_Task brief_.
An exact reproduction of the records is required, with all images left out.

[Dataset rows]
##########

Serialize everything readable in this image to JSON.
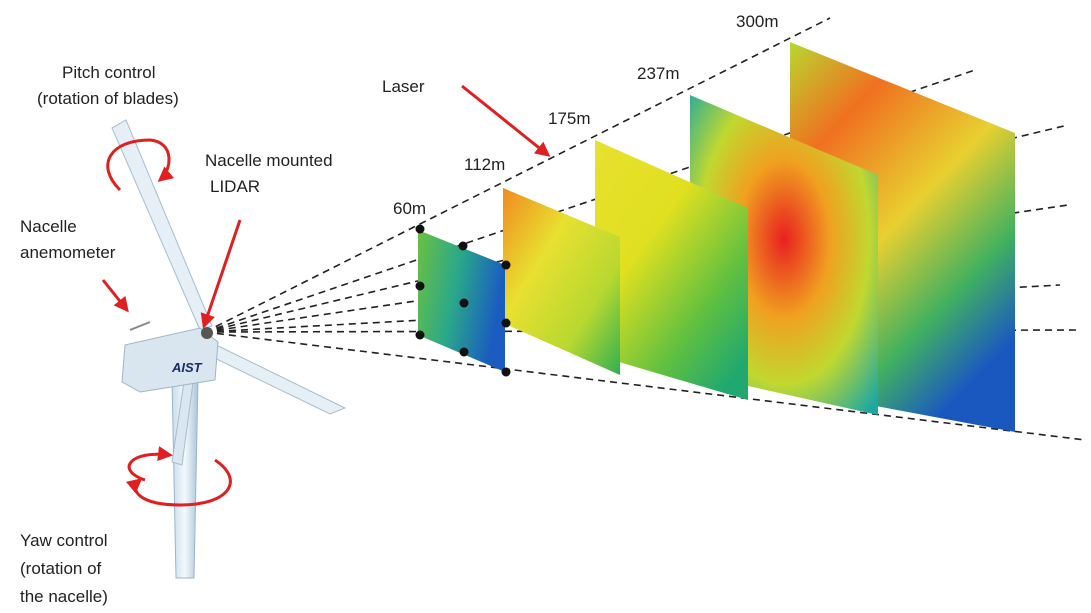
{
  "labels": {
    "pitch": [
      "Pitch control",
      "(rotation of blades)"
    ],
    "lidar": [
      "Nacelle mounted",
      "LIDAR"
    ],
    "anemometer": [
      "Nacelle",
      "anemometer"
    ],
    "yaw": [
      "Yaw control",
      "(rotation of",
      "the nacelle)"
    ],
    "laser": "Laser",
    "logo": "AIST"
  },
  "distances": [
    "60m",
    "112m",
    "175m",
    "237m",
    "300m"
  ]
}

##########

_Result of this exercise_.
Serialize everything readable in this image to JSON.
{
  "labels": {
    "pitch": [
      "Pitch control",
      "(rotation of blades)"
    ],
    "lidar": [
      "Nacelle mounted",
      "LIDAR"
    ],
    "anemometer": [
      "Nacelle",
      "anemometer"
    ],
    "yaw": [
      "Yaw control",
      "(rotation of",
      "the nacelle)"
    ],
    "laser": "Laser",
    "logo": "AIST"
  },
  "distances": [
    "60m",
    "112m",
    "175m",
    "237m",
    "300m"
  ]
}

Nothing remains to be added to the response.